| INSTRUCTIONS TO FOLLOW |
Transcribe every entry word for word, leaving out all images.

| DATASET EXTRACT |
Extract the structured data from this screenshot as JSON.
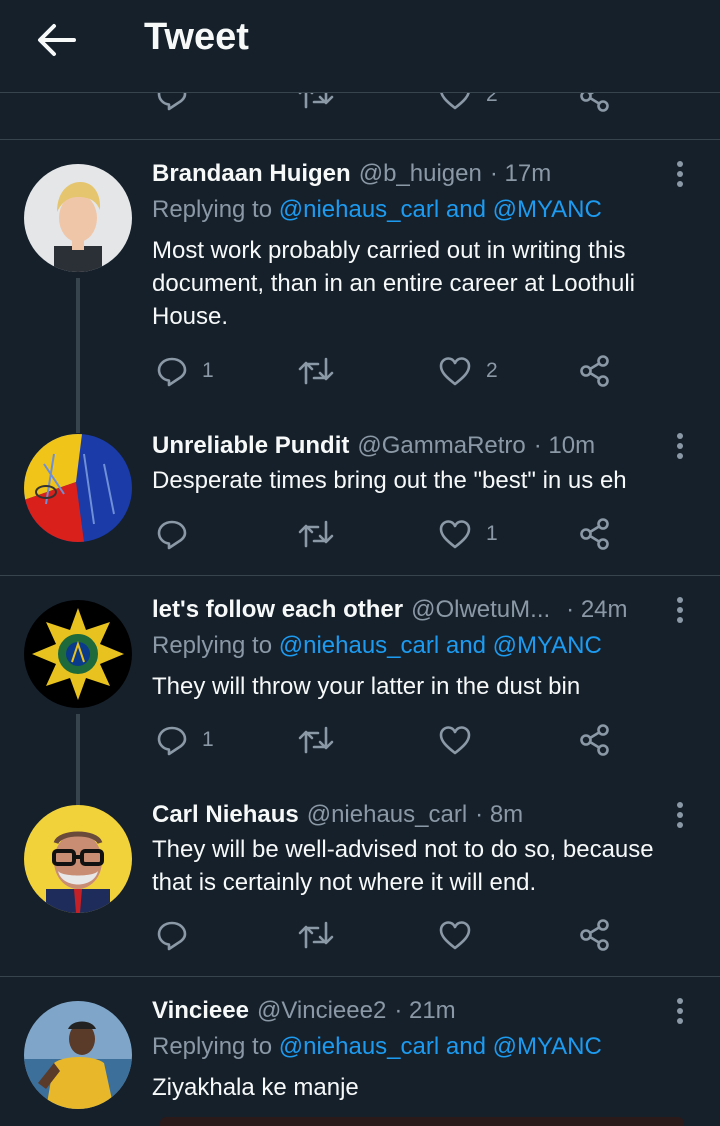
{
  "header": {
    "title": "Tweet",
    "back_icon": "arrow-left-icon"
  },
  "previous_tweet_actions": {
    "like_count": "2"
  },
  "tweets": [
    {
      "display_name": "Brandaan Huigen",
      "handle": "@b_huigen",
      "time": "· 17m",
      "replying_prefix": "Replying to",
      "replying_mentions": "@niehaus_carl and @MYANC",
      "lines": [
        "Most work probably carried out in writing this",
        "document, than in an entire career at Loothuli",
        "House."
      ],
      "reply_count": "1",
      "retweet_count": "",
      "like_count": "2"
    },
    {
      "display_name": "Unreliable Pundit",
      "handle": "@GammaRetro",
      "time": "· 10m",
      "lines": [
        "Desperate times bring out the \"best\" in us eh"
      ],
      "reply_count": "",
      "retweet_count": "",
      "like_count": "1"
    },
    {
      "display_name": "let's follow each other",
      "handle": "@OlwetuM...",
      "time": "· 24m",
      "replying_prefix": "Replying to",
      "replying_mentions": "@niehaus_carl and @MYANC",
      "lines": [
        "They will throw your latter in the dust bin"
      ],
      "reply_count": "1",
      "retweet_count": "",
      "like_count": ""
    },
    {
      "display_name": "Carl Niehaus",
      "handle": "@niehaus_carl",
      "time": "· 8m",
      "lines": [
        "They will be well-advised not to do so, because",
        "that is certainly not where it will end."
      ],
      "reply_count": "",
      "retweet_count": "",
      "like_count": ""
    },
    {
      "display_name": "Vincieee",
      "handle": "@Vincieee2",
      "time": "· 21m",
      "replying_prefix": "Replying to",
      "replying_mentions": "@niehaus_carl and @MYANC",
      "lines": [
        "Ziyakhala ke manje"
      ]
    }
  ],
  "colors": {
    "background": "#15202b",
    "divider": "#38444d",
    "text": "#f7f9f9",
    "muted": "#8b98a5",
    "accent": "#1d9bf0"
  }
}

| CORRECT RESPONSE |
Extract the structured data from this screenshot as JSON.
{
  "header": {
    "title": "Tweet",
    "back_icon": "arrow-left-icon"
  },
  "previous_tweet_actions": {
    "like_count": "2"
  },
  "tweets": [
    {
      "display_name": "Brandaan Huigen",
      "handle": "@b_huigen",
      "time": "· 17m",
      "replying_prefix": "Replying to",
      "replying_mentions": "@niehaus_carl and @MYANC",
      "lines": [
        "Most work probably carried out in writing this",
        "document, than in an entire career at Loothuli",
        "House."
      ],
      "reply_count": "1",
      "retweet_count": "",
      "like_count": "2"
    },
    {
      "display_name": "Unreliable Pundit",
      "handle": "@GammaRetro",
      "time": "· 10m",
      "lines": [
        "Desperate times bring out the \"best\" in us eh"
      ],
      "reply_count": "",
      "retweet_count": "",
      "like_count": "1"
    },
    {
      "display_name": "let's follow each other",
      "handle": "@OlwetuM...",
      "time": "· 24m",
      "replying_prefix": "Replying to",
      "replying_mentions": "@niehaus_carl and @MYANC",
      "lines": [
        "They will throw your latter in the dust bin"
      ],
      "reply_count": "1",
      "retweet_count": "",
      "like_count": ""
    },
    {
      "display_name": "Carl Niehaus",
      "handle": "@niehaus_carl",
      "time": "· 8m",
      "lines": [
        "They will be well-advised not to do so, because",
        "that is certainly not where it will end."
      ],
      "reply_count": "",
      "retweet_count": "",
      "like_count": ""
    },
    {
      "display_name": "Vincieee",
      "handle": "@Vincieee2",
      "time": "· 21m",
      "replying_prefix": "Replying to",
      "replying_mentions": "@niehaus_carl and @MYANC",
      "lines": [
        "Ziyakhala ke manje"
      ]
    }
  ],
  "colors": {
    "background": "#15202b",
    "divider": "#38444d",
    "text": "#f7f9f9",
    "muted": "#8b98a5",
    "accent": "#1d9bf0"
  }
}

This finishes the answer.